Excerpt from a dataset
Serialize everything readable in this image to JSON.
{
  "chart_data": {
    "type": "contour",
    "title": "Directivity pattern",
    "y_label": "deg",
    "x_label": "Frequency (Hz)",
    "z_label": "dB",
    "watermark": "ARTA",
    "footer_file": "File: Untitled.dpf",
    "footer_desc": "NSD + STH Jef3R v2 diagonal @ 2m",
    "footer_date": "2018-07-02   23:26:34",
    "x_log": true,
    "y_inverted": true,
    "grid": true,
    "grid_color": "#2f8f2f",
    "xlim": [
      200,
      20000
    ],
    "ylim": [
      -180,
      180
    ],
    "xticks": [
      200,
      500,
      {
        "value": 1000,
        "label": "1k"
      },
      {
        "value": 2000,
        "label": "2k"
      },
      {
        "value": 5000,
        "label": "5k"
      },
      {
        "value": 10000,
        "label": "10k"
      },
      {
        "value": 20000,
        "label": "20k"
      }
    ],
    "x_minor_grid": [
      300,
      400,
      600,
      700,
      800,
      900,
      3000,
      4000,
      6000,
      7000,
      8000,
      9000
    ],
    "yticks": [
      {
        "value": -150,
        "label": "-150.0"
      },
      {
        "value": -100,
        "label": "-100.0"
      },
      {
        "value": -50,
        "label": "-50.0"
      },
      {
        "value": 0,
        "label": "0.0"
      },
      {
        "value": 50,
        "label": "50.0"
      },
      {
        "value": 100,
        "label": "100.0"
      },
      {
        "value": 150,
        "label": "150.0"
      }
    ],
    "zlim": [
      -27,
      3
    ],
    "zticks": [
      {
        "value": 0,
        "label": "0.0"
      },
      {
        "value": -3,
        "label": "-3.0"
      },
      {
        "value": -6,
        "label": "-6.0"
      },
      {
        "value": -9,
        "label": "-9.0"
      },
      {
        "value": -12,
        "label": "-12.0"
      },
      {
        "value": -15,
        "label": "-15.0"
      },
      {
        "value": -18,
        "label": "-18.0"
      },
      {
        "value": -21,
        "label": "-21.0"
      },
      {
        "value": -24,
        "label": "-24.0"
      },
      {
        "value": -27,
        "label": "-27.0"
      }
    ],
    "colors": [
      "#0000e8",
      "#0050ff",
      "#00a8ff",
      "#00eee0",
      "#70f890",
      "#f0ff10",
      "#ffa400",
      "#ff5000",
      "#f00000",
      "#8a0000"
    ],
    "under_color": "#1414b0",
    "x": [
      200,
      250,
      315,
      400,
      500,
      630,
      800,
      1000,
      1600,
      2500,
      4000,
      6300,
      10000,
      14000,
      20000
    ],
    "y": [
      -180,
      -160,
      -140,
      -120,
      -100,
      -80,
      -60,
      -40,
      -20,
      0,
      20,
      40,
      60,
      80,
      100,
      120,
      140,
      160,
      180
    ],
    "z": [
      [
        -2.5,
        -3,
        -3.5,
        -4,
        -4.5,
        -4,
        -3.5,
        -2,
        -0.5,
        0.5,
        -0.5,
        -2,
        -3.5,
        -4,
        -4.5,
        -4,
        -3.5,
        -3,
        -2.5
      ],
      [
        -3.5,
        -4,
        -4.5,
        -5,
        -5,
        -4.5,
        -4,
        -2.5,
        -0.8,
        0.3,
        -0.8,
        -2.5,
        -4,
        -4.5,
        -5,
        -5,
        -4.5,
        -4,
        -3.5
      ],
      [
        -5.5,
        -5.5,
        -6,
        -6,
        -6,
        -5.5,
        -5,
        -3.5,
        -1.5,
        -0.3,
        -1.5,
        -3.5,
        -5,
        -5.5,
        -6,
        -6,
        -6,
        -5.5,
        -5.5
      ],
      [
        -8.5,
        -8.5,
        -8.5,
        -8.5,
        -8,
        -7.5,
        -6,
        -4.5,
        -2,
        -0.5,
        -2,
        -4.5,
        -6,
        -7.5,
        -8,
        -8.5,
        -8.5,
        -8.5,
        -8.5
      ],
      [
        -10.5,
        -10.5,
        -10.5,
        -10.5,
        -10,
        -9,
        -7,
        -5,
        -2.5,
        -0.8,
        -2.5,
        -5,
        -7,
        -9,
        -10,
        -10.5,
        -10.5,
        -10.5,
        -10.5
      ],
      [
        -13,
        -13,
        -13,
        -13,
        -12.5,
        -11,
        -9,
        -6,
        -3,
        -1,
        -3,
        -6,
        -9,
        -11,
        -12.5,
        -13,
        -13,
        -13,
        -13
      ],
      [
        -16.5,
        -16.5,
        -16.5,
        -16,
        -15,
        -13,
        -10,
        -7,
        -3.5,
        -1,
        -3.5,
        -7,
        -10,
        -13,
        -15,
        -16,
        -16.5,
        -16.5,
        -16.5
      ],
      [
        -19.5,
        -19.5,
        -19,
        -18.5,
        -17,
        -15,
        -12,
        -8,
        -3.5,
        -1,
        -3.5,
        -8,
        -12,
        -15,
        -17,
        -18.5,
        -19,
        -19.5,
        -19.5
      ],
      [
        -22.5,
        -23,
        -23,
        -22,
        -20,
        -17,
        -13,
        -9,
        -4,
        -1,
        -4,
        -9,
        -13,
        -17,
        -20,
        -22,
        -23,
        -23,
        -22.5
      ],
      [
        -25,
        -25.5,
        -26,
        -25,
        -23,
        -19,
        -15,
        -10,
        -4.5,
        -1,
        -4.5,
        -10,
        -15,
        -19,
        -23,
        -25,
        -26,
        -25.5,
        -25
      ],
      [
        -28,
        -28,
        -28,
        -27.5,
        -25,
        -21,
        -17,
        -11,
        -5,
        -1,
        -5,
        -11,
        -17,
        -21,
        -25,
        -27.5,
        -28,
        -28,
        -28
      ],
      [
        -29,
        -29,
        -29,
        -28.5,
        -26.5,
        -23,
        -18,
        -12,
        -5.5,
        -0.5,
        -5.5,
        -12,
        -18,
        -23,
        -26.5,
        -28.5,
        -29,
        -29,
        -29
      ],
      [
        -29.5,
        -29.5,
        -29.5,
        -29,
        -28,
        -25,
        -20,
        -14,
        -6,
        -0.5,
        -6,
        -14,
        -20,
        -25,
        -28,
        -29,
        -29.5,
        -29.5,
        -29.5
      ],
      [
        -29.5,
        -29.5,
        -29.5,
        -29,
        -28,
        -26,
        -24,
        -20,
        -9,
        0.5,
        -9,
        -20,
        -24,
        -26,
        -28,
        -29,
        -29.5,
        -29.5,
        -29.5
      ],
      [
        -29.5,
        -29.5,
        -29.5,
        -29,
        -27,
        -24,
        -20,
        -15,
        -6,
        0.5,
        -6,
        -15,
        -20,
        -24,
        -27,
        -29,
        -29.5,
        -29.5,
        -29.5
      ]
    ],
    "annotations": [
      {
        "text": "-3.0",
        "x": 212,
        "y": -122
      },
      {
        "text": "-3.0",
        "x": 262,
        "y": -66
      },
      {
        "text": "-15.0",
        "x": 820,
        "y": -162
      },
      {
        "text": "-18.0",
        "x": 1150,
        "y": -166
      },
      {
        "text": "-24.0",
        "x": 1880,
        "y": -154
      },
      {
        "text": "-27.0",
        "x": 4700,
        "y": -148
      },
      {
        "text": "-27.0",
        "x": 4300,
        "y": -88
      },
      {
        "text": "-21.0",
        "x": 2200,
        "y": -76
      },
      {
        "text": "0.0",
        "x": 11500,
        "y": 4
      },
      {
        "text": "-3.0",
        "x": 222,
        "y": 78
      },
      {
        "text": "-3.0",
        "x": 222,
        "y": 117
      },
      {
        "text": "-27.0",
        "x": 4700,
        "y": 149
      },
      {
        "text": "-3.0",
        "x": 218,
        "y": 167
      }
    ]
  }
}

# GOAL:
Using the entries above, please restate each one word for word.

# WRITTEN ANSWER:
Serialize everything readable in this image to JSON.
{
  "chart_data": {
    "type": "contour",
    "title": "Directivity pattern",
    "y_label": "deg",
    "x_label": "Frequency (Hz)",
    "z_label": "dB",
    "watermark": "ARTA",
    "footer_file": "File: Untitled.dpf",
    "footer_desc": "NSD + STH Jef3R v2 diagonal @ 2m",
    "footer_date": "2018-07-02   23:26:34",
    "x_log": true,
    "y_inverted": true,
    "grid": true,
    "grid_color": "#2f8f2f",
    "xlim": [
      200,
      20000
    ],
    "ylim": [
      -180,
      180
    ],
    "xticks": [
      200,
      500,
      {
        "value": 1000,
        "label": "1k"
      },
      {
        "value": 2000,
        "label": "2k"
      },
      {
        "value": 5000,
        "label": "5k"
      },
      {
        "value": 10000,
        "label": "10k"
      },
      {
        "value": 20000,
        "label": "20k"
      }
    ],
    "x_minor_grid": [
      300,
      400,
      600,
      700,
      800,
      900,
      3000,
      4000,
      6000,
      7000,
      8000,
      9000
    ],
    "yticks": [
      {
        "value": -150,
        "label": "-150.0"
      },
      {
        "value": -100,
        "label": "-100.0"
      },
      {
        "value": -50,
        "label": "-50.0"
      },
      {
        "value": 0,
        "label": "0.0"
      },
      {
        "value": 50,
        "label": "50.0"
      },
      {
        "value": 100,
        "label": "100.0"
      },
      {
        "value": 150,
        "label": "150.0"
      }
    ],
    "zlim": [
      -27,
      3
    ],
    "zticks": [
      {
        "value": 0,
        "label": "0.0"
      },
      {
        "value": -3,
        "label": "-3.0"
      },
      {
        "value": -6,
        "label": "-6.0"
      },
      {
        "value": -9,
        "label": "-9.0"
      },
      {
        "value": -12,
        "label": "-12.0"
      },
      {
        "value": -15,
        "label": "-15.0"
      },
      {
        "value": -18,
        "label": "-18.0"
      },
      {
        "value": -21,
        "label": "-21.0"
      },
      {
        "value": -24,
        "label": "-24.0"
      },
      {
        "value": -27,
        "label": "-27.0"
      }
    ],
    "colors": [
      "#0000e8",
      "#0050ff",
      "#00a8ff",
      "#00eee0",
      "#70f890",
      "#f0ff10",
      "#ffa400",
      "#ff5000",
      "#f00000",
      "#8a0000"
    ],
    "under_color": "#1414b0",
    "x": [
      200,
      250,
      315,
      400,
      500,
      630,
      800,
      1000,
      1600,
      2500,
      4000,
      6300,
      10000,
      14000,
      20000
    ],
    "y": [
      -180,
      -160,
      -140,
      -120,
      -100,
      -80,
      -60,
      -40,
      -20,
      0,
      20,
      40,
      60,
      80,
      100,
      120,
      140,
      160,
      180
    ],
    "z": [
      [
        -2.5,
        -3,
        -3.5,
        -4,
        -4.5,
        -4,
        -3.5,
        -2,
        -0.5,
        0.5,
        -0.5,
        -2,
        -3.5,
        -4,
        -4.5,
        -4,
        -3.5,
        -3,
        -2.5
      ],
      [
        -3.5,
        -4,
        -4.5,
        -5,
        -5,
        -4.5,
        -4,
        -2.5,
        -0.8,
        0.3,
        -0.8,
        -2.5,
        -4,
        -4.5,
        -5,
        -5,
        -4.5,
        -4,
        -3.5
      ],
      [
        -5.5,
        -5.5,
        -6,
        -6,
        -6,
        -5.5,
        -5,
        -3.5,
        -1.5,
        -0.3,
        -1.5,
        -3.5,
        -5,
        -5.5,
        -6,
        -6,
        -6,
        -5.5,
        -5.5
      ],
      [
        -8.5,
        -8.5,
        -8.5,
        -8.5,
        -8,
        -7.5,
        -6,
        -4.5,
        -2,
        -0.5,
        -2,
        -4.5,
        -6,
        -7.5,
        -8,
        -8.5,
        -8.5,
        -8.5,
        -8.5
      ],
      [
        -10.5,
        -10.5,
        -10.5,
        -10.5,
        -10,
        -9,
        -7,
        -5,
        -2.5,
        -0.8,
        -2.5,
        -5,
        -7,
        -9,
        -10,
        -10.5,
        -10.5,
        -10.5,
        -10.5
      ],
      [
        -13,
        -13,
        -13,
        -13,
        -12.5,
        -11,
        -9,
        -6,
        -3,
        -1,
        -3,
        -6,
        -9,
        -11,
        -12.5,
        -13,
        -13,
        -13,
        -13
      ],
      [
        -16.5,
        -16.5,
        -16.5,
        -16,
        -15,
        -13,
        -10,
        -7,
        -3.5,
        -1,
        -3.5,
        -7,
        -10,
        -13,
        -15,
        -16,
        -16.5,
        -16.5,
        -16.5
      ],
      [
        -19.5,
        -19.5,
        -19,
        -18.5,
        -17,
        -15,
        -12,
        -8,
        -3.5,
        -1,
        -3.5,
        -8,
        -12,
        -15,
        -17,
        -18.5,
        -19,
        -19.5,
        -19.5
      ],
      [
        -22.5,
        -23,
        -23,
        -22,
        -20,
        -17,
        -13,
        -9,
        -4,
        -1,
        -4,
        -9,
        -13,
        -17,
        -20,
        -22,
        -23,
        -23,
        -22.5
      ],
      [
        -25,
        -25.5,
        -26,
        -25,
        -23,
        -19,
        -15,
        -10,
        -4.5,
        -1,
        -4.5,
        -10,
        -15,
        -19,
        -23,
        -25,
        -26,
        -25.5,
        -25
      ],
      [
        -28,
        -28,
        -28,
        -27.5,
        -25,
        -21,
        -17,
        -11,
        -5,
        -1,
        -5,
        -11,
        -17,
        -21,
        -25,
        -27.5,
        -28,
        -28,
        -28
      ],
      [
        -29,
        -29,
        -29,
        -28.5,
        -26.5,
        -23,
        -18,
        -12,
        -5.5,
        -0.5,
        -5.5,
        -12,
        -18,
        -23,
        -26.5,
        -28.5,
        -29,
        -29,
        -29
      ],
      [
        -29.5,
        -29.5,
        -29.5,
        -29,
        -28,
        -25,
        -20,
        -14,
        -6,
        -0.5,
        -6,
        -14,
        -20,
        -25,
        -28,
        -29,
        -29.5,
        -29.5,
        -29.5
      ],
      [
        -29.5,
        -29.5,
        -29.5,
        -29,
        -28,
        -26,
        -24,
        -20,
        -9,
        0.5,
        -9,
        -20,
        -24,
        -26,
        -28,
        -29,
        -29.5,
        -29.5,
        -29.5
      ],
      [
        -29.5,
        -29.5,
        -29.5,
        -29,
        -27,
        -24,
        -20,
        -15,
        -6,
        0.5,
        -6,
        -15,
        -20,
        -24,
        -27,
        -29,
        -29.5,
        -29.5,
        -29.5
      ]
    ],
    "annotations": [
      {
        "text": "-3.0",
        "x": 212,
        "y": -122
      },
      {
        "text": "-3.0",
        "x": 262,
        "y": -66
      },
      {
        "text": "-15.0",
        "x": 820,
        "y": -162
      },
      {
        "text": "-18.0",
        "x": 1150,
        "y": -166
      },
      {
        "text": "-24.0",
        "x": 1880,
        "y": -154
      },
      {
        "text": "-27.0",
        "x": 4700,
        "y": -148
      },
      {
        "text": "-27.0",
        "x": 4300,
        "y": -88
      },
      {
        "text": "-21.0",
        "x": 2200,
        "y": -76
      },
      {
        "text": "0.0",
        "x": 11500,
        "y": 4
      },
      {
        "text": "-3.0",
        "x": 222,
        "y": 78
      },
      {
        "text": "-3.0",
        "x": 222,
        "y": 117
      },
      {
        "text": "-27.0",
        "x": 4700,
        "y": 149
      },
      {
        "text": "-3.0",
        "x": 218,
        "y": 167
      }
    ]
  }
}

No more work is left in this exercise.